> Work to be completed: Count lines, not occurrences: give the number of lines holding the word "milliers", and nothing besides.

> Dataset:
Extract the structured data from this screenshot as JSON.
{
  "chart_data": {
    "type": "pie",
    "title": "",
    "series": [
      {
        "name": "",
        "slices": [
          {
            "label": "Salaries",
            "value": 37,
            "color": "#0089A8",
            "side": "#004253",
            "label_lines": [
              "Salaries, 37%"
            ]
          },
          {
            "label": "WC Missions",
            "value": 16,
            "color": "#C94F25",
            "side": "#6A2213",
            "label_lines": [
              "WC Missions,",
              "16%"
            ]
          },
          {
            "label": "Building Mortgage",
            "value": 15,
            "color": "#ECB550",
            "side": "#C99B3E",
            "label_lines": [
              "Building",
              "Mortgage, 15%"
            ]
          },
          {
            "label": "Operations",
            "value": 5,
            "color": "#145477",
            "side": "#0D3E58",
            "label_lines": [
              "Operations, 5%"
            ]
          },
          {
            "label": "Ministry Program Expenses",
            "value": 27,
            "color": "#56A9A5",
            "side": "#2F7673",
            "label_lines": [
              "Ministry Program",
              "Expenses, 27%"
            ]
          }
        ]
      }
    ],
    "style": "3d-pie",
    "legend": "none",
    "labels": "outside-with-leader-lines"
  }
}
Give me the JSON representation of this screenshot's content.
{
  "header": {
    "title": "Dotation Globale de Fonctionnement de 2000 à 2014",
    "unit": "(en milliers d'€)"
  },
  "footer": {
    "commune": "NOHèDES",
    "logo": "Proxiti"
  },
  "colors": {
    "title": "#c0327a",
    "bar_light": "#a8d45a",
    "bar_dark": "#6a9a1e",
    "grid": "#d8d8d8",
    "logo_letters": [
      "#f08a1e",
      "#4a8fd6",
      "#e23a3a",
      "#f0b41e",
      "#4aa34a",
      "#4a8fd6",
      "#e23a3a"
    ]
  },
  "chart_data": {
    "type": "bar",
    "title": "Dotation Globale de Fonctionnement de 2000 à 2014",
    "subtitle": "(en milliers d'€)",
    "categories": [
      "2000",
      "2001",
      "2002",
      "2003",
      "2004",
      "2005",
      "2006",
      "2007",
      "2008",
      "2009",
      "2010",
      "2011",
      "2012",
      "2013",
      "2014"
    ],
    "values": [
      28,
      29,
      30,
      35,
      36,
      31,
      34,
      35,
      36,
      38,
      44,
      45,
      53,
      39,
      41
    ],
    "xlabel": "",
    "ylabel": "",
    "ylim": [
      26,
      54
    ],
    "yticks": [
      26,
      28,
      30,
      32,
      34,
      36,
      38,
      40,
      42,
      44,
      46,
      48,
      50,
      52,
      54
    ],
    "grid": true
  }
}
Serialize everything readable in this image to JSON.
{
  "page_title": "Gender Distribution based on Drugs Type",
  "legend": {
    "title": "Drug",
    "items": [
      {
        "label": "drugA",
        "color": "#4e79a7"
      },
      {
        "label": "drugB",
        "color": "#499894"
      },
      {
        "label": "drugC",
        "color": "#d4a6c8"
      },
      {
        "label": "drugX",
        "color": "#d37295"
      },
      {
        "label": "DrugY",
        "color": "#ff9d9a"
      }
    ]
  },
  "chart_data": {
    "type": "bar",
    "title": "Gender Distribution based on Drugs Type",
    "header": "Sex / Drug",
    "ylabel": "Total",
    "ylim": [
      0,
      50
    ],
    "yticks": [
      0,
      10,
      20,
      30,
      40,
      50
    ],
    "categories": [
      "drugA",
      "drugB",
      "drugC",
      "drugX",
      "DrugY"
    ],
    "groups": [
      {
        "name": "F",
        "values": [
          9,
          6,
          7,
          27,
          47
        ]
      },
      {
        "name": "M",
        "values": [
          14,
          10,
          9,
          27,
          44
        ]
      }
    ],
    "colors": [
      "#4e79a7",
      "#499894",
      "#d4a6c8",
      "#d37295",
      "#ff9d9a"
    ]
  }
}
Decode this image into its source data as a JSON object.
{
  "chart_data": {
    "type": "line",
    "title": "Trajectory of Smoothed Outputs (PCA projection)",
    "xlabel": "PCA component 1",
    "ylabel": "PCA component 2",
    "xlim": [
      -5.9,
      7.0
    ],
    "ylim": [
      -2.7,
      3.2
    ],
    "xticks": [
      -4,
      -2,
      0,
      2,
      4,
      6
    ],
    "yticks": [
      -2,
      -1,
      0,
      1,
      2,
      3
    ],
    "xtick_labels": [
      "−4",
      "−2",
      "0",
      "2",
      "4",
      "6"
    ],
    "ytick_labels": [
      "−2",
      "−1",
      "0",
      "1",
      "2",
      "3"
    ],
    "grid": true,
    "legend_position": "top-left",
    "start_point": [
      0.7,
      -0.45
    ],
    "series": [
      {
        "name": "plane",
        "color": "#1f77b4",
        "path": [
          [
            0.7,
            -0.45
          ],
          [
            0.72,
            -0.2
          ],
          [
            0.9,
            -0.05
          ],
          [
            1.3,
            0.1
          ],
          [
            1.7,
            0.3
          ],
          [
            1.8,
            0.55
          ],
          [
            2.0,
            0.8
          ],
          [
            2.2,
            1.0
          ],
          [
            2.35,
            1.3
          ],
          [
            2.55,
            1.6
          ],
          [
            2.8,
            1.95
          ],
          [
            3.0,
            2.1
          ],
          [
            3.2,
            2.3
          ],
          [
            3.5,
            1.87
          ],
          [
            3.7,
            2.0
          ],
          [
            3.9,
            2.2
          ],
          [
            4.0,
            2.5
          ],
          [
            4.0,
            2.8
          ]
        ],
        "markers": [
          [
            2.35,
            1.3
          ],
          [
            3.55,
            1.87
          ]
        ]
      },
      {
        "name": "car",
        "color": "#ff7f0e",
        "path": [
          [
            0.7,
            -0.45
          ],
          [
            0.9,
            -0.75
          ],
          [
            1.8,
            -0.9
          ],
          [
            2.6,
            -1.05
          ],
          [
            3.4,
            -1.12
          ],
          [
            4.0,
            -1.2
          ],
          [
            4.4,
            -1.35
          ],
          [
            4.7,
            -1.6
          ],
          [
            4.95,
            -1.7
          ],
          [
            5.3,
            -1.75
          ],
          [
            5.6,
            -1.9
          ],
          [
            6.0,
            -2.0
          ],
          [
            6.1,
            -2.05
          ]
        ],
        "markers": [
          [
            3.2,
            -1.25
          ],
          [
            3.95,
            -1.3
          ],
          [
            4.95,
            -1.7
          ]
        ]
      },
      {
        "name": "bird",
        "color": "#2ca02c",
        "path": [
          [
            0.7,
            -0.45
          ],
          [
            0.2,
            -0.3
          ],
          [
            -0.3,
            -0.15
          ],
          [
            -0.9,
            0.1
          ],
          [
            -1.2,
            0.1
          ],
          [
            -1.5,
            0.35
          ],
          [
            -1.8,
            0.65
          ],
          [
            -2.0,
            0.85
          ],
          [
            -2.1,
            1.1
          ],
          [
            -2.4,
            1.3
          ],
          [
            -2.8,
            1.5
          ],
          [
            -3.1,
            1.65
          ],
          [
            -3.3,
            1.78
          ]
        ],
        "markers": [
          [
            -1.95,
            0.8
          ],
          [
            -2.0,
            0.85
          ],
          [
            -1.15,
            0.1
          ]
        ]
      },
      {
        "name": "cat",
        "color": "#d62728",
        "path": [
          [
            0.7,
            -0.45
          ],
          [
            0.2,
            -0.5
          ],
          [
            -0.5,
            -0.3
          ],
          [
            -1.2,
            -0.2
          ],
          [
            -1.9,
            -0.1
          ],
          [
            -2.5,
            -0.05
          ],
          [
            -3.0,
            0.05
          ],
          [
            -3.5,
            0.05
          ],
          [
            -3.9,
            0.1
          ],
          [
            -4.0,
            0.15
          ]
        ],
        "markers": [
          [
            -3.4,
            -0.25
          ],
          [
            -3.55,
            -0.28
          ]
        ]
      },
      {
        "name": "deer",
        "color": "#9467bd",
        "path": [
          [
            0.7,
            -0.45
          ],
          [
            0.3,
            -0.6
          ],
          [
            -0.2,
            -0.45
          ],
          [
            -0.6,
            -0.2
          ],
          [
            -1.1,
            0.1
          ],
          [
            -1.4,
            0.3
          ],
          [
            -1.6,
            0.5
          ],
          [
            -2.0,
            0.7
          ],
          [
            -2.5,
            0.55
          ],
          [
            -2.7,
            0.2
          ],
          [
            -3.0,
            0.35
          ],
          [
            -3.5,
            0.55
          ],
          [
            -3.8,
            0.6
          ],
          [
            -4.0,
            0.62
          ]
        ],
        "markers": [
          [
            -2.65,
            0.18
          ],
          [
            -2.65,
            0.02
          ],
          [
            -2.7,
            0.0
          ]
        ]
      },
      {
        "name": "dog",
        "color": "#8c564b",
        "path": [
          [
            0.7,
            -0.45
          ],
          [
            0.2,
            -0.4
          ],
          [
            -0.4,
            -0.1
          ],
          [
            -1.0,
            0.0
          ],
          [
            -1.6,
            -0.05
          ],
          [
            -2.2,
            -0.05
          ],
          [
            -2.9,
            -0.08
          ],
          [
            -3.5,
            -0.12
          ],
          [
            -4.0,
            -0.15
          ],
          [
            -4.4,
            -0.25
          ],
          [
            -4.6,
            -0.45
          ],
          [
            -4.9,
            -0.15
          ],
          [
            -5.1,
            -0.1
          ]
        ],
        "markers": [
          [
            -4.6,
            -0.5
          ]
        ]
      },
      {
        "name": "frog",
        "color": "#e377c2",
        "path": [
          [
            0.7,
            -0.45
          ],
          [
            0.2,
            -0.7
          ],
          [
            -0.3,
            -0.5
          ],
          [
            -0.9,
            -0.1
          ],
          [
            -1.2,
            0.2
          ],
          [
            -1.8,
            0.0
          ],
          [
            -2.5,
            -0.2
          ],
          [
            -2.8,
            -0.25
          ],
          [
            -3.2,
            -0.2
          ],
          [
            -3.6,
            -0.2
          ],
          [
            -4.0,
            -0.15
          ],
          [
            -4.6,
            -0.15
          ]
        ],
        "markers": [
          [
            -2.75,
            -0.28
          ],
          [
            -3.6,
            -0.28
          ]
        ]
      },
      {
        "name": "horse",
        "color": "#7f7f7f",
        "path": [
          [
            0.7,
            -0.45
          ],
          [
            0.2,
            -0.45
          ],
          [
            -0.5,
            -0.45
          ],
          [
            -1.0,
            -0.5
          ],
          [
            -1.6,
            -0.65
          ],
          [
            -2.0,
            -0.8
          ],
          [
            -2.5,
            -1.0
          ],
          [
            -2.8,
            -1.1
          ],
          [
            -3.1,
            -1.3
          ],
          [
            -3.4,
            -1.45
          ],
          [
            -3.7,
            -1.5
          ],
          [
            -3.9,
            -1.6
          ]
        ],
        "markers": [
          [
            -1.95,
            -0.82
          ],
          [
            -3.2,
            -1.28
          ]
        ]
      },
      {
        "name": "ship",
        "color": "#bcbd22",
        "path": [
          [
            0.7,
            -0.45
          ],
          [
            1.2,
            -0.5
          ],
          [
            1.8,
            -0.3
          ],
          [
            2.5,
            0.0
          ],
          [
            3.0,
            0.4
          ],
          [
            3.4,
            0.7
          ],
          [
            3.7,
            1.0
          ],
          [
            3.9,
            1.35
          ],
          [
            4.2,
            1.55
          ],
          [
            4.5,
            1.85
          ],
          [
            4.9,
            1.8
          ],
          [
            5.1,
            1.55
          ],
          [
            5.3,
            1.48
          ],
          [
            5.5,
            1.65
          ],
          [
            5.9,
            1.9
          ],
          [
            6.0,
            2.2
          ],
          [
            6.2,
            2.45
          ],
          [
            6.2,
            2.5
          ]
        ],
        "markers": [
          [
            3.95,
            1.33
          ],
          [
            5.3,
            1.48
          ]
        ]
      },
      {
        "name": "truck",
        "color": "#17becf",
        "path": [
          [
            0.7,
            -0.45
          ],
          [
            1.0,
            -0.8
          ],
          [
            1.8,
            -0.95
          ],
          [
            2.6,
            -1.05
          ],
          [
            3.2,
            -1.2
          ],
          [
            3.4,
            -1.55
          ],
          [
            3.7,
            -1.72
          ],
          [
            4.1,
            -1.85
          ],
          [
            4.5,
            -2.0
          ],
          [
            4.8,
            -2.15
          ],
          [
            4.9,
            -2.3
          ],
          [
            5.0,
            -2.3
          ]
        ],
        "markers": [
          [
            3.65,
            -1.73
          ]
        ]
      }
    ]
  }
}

> Output below: 2